Set task =
Restate the data exactly as given and keep the pictures out.

Records for the exercise =
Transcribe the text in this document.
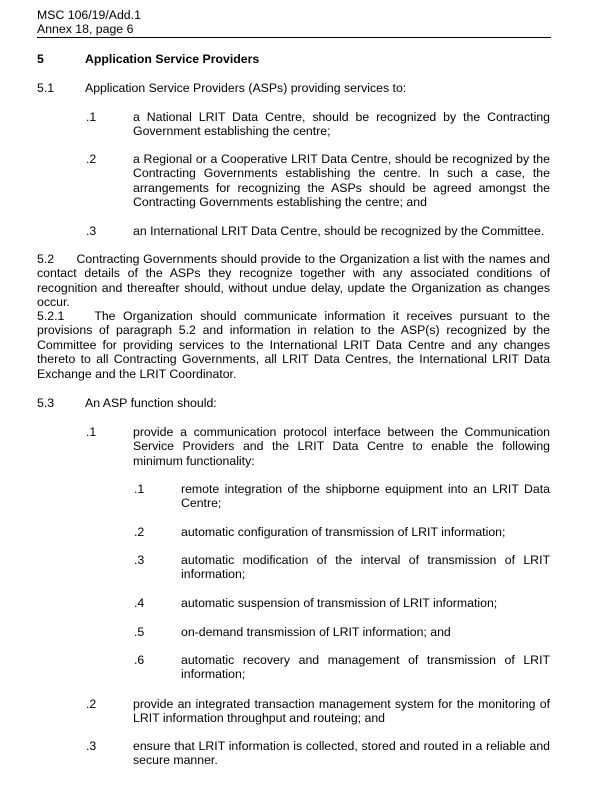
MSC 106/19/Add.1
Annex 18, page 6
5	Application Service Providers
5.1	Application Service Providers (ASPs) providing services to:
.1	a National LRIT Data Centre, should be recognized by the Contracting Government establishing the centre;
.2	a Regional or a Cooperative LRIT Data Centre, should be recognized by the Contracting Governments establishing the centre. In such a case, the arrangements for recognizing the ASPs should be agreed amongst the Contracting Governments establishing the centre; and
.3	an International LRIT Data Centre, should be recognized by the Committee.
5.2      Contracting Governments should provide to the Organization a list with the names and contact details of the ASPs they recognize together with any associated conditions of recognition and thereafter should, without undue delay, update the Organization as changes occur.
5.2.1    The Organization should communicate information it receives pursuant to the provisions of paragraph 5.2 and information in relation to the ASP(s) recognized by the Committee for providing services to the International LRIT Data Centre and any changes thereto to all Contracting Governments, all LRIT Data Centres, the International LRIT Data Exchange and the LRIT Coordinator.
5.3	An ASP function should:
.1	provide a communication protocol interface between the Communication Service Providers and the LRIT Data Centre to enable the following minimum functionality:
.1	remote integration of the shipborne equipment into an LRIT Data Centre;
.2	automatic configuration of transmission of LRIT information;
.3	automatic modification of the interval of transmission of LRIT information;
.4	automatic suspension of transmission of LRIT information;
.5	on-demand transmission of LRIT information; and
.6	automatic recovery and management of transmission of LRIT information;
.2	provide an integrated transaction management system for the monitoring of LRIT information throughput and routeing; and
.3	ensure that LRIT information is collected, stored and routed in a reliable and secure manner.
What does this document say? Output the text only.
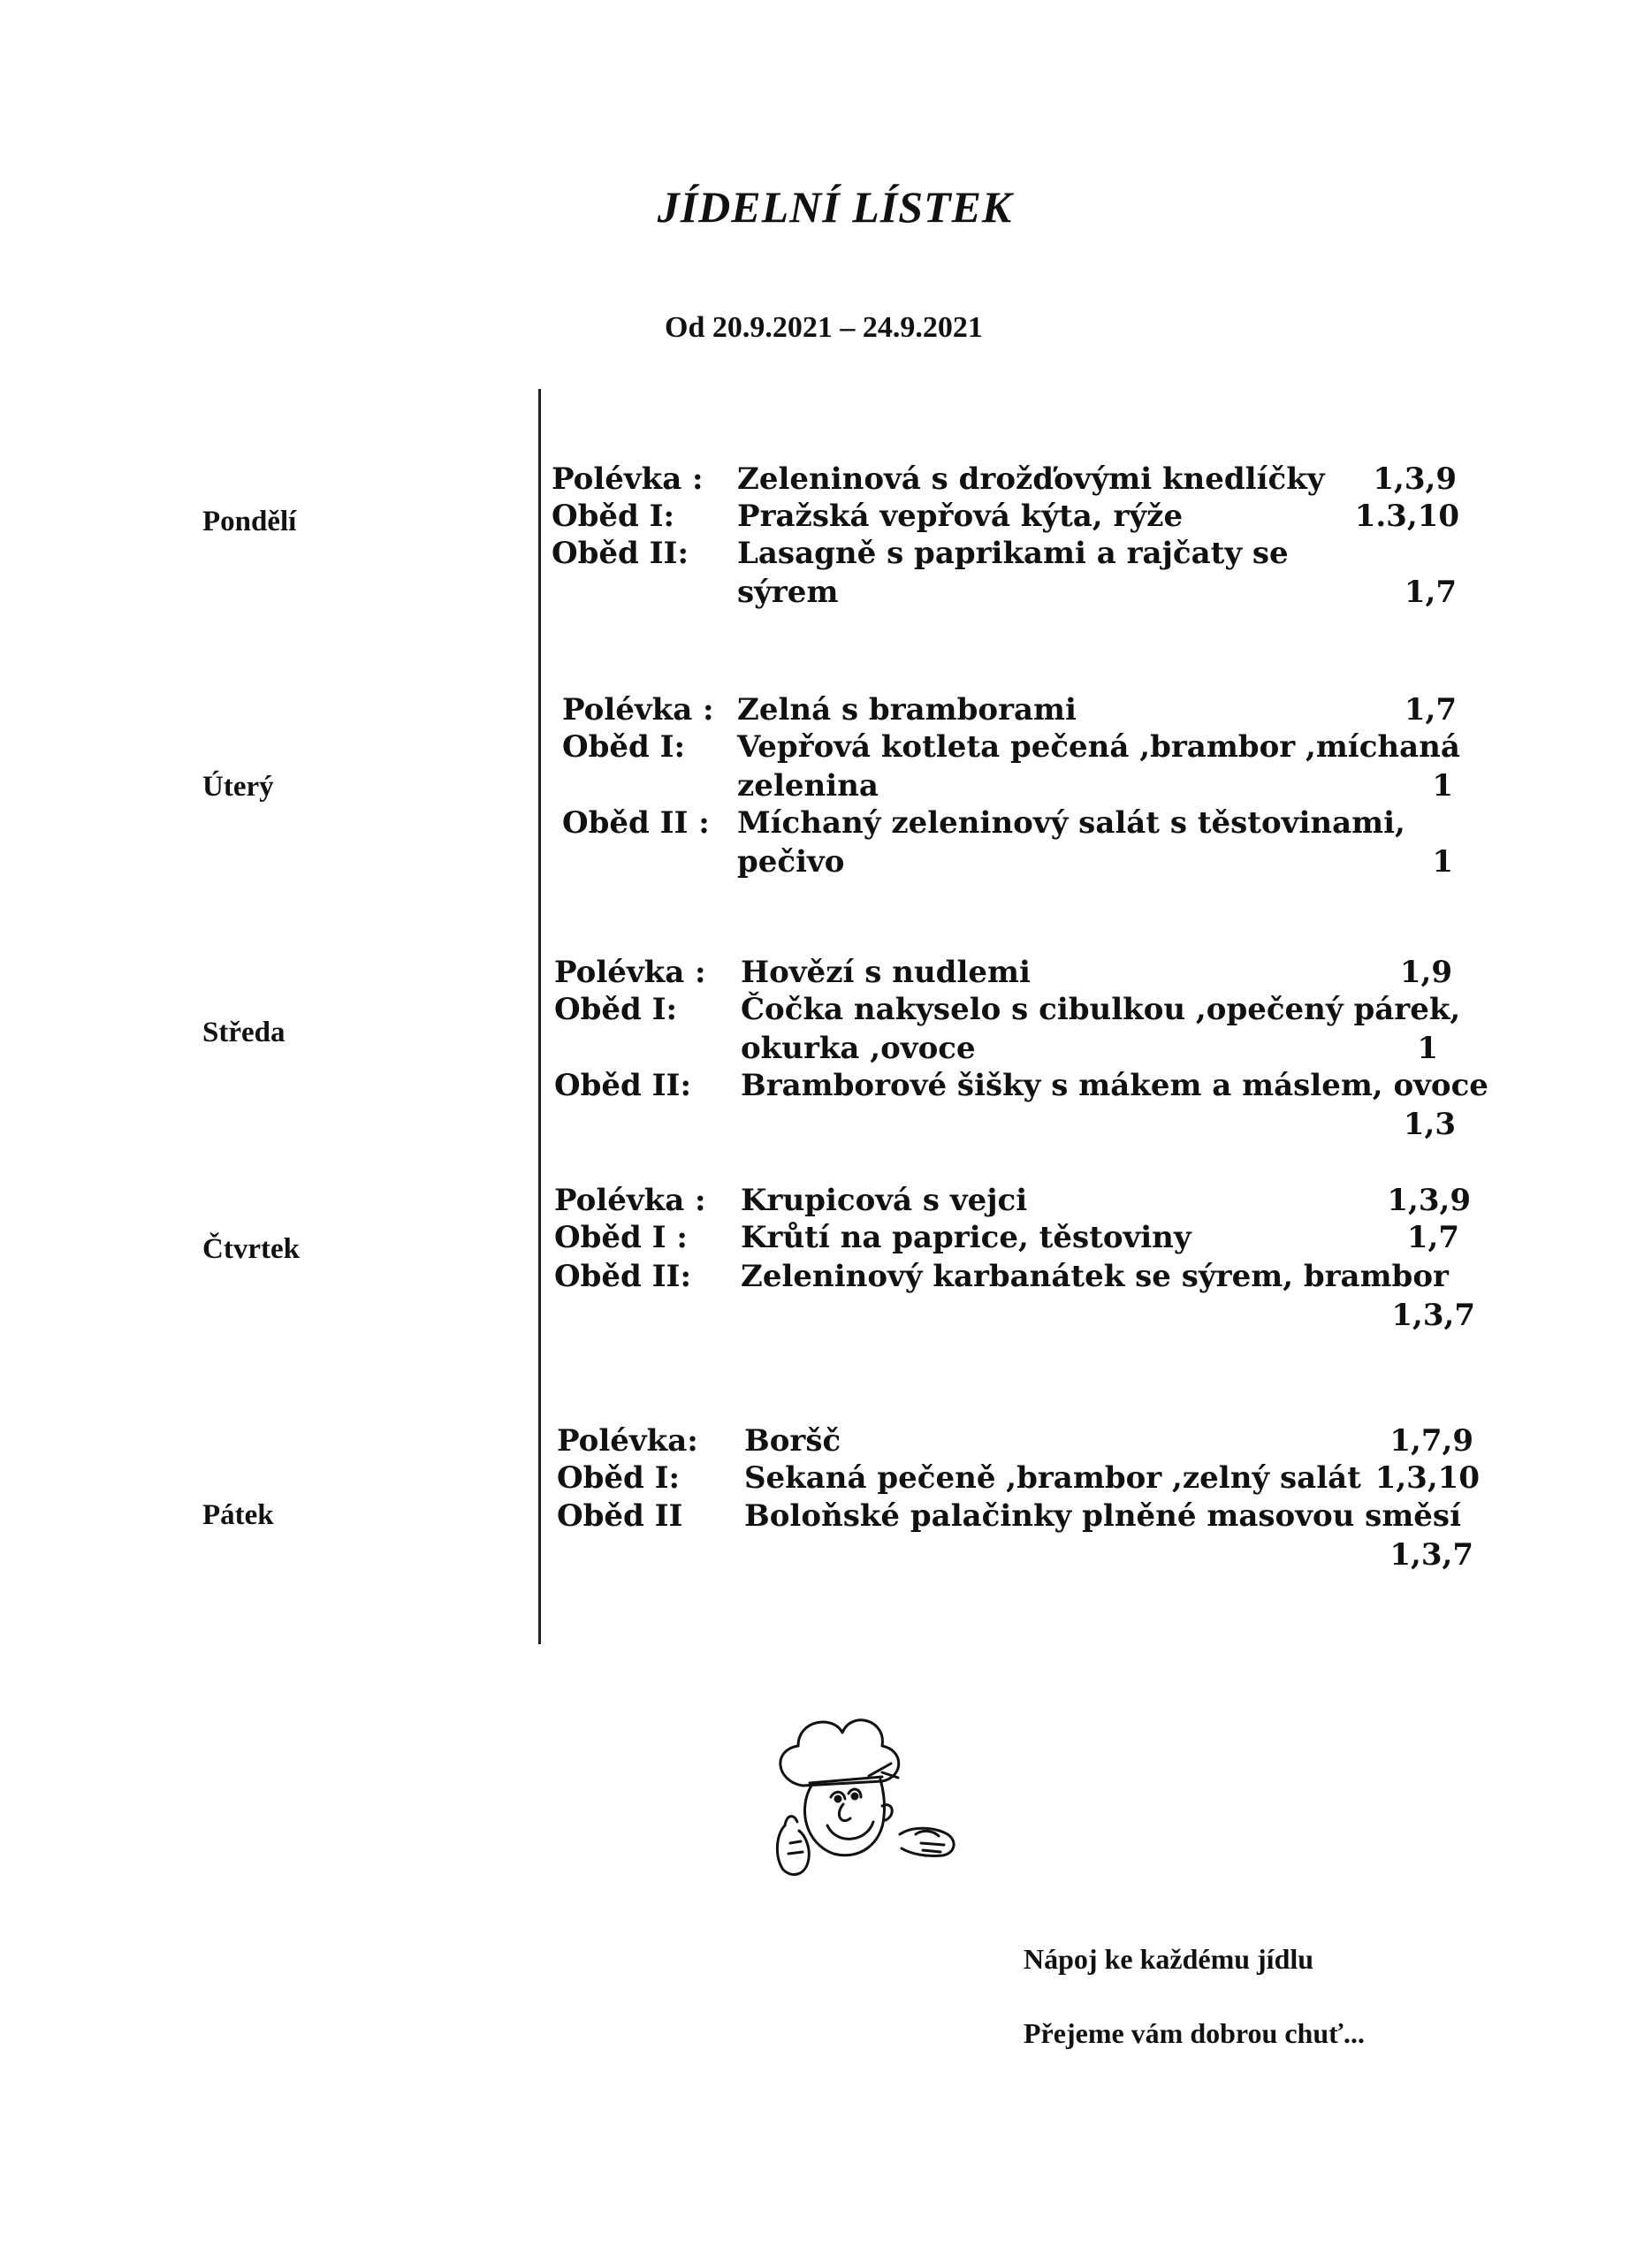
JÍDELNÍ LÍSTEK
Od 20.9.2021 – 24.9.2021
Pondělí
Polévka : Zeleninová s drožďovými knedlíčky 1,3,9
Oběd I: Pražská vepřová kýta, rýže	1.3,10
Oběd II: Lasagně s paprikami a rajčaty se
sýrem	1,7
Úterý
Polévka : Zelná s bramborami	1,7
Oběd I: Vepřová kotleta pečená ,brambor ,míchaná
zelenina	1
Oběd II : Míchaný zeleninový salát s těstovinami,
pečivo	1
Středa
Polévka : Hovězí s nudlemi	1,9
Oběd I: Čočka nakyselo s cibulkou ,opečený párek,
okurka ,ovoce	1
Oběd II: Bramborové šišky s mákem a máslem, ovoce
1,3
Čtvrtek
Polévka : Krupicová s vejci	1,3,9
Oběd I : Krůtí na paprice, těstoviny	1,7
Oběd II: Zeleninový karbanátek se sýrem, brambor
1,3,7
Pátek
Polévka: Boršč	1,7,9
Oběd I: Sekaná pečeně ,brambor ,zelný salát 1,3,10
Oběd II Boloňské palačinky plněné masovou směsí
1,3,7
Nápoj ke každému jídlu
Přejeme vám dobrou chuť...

The answer =
Transcribe the text in this document.
MSC 106/19/Add.1
Annex 18, page 6
5	Application Service Providers
5.1	Application Service Providers (ASPs) providing services to:
.1	a National LRIT Data Centre, should be recognized by the Contracting Government establishing the centre;
.2	a Regional or a Cooperative LRIT Data Centre, should be recognized by the Contracting Governments establishing the centre. In such a case, the arrangements for recognizing the ASPs should be agreed amongst the Contracting Governments establishing the centre; and
.3	an International LRIT Data Centre, should be recognized by the Committee.
5.2      Contracting Governments should provide to the Organization a list with the names and contact details of the ASPs they recognize together with any associated conditions of recognition and thereafter should, without undue delay, update the Organization as changes occur.
5.2.1    The Organization should communicate information it receives pursuant to the provisions of paragraph 5.2 and information in relation to the ASP(s) recognized by the Committee for providing services to the International LRIT Data Centre and any changes thereto to all Contracting Governments, all LRIT Data Centres, the International LRIT Data Exchange and the LRIT Coordinator.
5.3	An ASP function should:
.1	provide a communication protocol interface between the Communication Service Providers and the LRIT Data Centre to enable the following minimum functionality:
.1	remote integration of the shipborne equipment into an LRIT Data Centre;
.2	automatic configuration of transmission of LRIT information;
.3	automatic modification of the interval of transmission of LRIT information;
.4	automatic suspension of transmission of LRIT information;
.5	on-demand transmission of LRIT information; and
.6	automatic recovery and management of transmission of LRIT information;
.2	provide an integrated transaction management system for the monitoring of LRIT information throughput and routeing; and
.3	ensure that LRIT information is collected, stored and routed in a reliable and secure manner.
What does this document say? Output the text only.
JÍDELNÍ LÍSTEK
Od 20.9.2021 – 24.9.2021
Pondělí
Polévka : Zeleninová s drožďovými knedlíčky 1,3,9
Oběd I: Pražská vepřová kýta, rýže	1.3,10
Oběd II: Lasagně s paprikami a rajčaty se
sýrem	1,7
Úterý
Polévka : Zelná s bramborami	1,7
Oběd I: Vepřová kotleta pečená ,brambor ,míchaná
zelenina	1
Oběd II : Míchaný zeleninový salát s těstovinami,
pečivo	1
Středa
Polévka : Hovězí s nudlemi	1,9
Oběd I: Čočka nakyselo s cibulkou ,opečený párek,
okurka ,ovoce	1
Oběd II: Bramborové šišky s mákem a máslem, ovoce
1,3
Čtvrtek
Polévka : Krupicová s vejci	1,3,9
Oběd I : Krůtí na paprice, těstoviny	1,7
Oběd II: Zeleninový karbanátek se sýrem, brambor
1,3,7
Pátek
Polévka: Boršč	1,7,9
Oběd I: Sekaná pečeně ,brambor ,zelný salát 1,3,10
Oběd II Boloňské palačinky plněné masovou směsí
1,3,7
Nápoj ke každému jídlu
Přejeme vám dobrou chuť...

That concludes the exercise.